- [What needs to be done] Output the full listing below exactly, without the pictures.

- [Given data]
########

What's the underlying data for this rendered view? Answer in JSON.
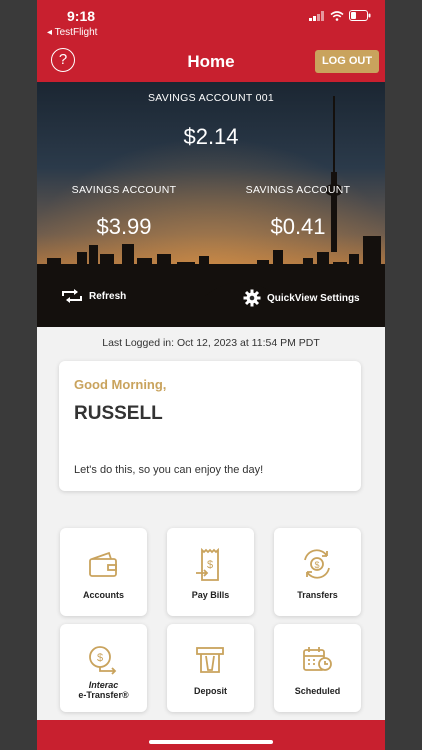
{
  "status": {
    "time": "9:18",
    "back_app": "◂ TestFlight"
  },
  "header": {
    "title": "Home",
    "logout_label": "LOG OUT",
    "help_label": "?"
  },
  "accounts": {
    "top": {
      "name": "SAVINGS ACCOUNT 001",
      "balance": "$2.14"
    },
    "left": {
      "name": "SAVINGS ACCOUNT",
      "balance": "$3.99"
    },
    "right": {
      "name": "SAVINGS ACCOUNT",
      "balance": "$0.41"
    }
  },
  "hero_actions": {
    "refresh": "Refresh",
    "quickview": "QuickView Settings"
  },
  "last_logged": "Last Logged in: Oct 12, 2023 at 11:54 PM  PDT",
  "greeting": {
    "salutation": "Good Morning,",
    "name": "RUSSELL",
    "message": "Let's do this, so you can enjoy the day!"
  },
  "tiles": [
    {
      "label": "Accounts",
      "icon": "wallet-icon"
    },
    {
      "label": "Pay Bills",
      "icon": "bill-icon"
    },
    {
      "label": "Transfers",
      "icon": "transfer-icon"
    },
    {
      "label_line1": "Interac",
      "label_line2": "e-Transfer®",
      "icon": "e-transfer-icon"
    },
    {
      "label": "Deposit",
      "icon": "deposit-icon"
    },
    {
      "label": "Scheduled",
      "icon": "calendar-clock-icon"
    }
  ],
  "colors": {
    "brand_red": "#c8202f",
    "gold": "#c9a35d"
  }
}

########

- [Written solution]
What's the underlying data for this rendered view? Answer in JSON.
{
  "status": {
    "time": "9:18",
    "back_app": "◂ TestFlight"
  },
  "header": {
    "title": "Home",
    "logout_label": "LOG OUT",
    "help_label": "?"
  },
  "accounts": {
    "top": {
      "name": "SAVINGS ACCOUNT 001",
      "balance": "$2.14"
    },
    "left": {
      "name": "SAVINGS ACCOUNT",
      "balance": "$3.99"
    },
    "right": {
      "name": "SAVINGS ACCOUNT",
      "balance": "$0.41"
    }
  },
  "hero_actions": {
    "refresh": "Refresh",
    "quickview": "QuickView Settings"
  },
  "last_logged": "Last Logged in: Oct 12, 2023 at 11:54 PM  PDT",
  "greeting": {
    "salutation": "Good Morning,",
    "name": "RUSSELL",
    "message": "Let's do this, so you can enjoy the day!"
  },
  "tiles": [
    {
      "label": "Accounts",
      "icon": "wallet-icon"
    },
    {
      "label": "Pay Bills",
      "icon": "bill-icon"
    },
    {
      "label": "Transfers",
      "icon": "transfer-icon"
    },
    {
      "label_line1": "Interac",
      "label_line2": "e-Transfer®",
      "icon": "e-transfer-icon"
    },
    {
      "label": "Deposit",
      "icon": "deposit-icon"
    },
    {
      "label": "Scheduled",
      "icon": "calendar-clock-icon"
    }
  ],
  "colors": {
    "brand_red": "#c8202f",
    "gold": "#c9a35d"
  }
}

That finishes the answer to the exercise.